Task to carry out:
Sift the material for lines containing "icon", and return them.

Available data:
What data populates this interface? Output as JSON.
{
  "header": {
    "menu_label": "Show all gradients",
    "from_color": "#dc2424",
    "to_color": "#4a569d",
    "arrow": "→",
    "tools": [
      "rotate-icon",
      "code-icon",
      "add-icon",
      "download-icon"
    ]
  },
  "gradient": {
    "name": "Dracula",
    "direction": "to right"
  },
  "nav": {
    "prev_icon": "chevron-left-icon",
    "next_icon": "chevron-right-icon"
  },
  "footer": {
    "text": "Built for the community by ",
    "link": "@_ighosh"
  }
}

Reply:
      "rotate-icon",
      "code-icon",
      "add-icon",
      "download-icon"
    "prev_icon": "chevron-left-icon",
    "next_icon": "chevron-right-icon"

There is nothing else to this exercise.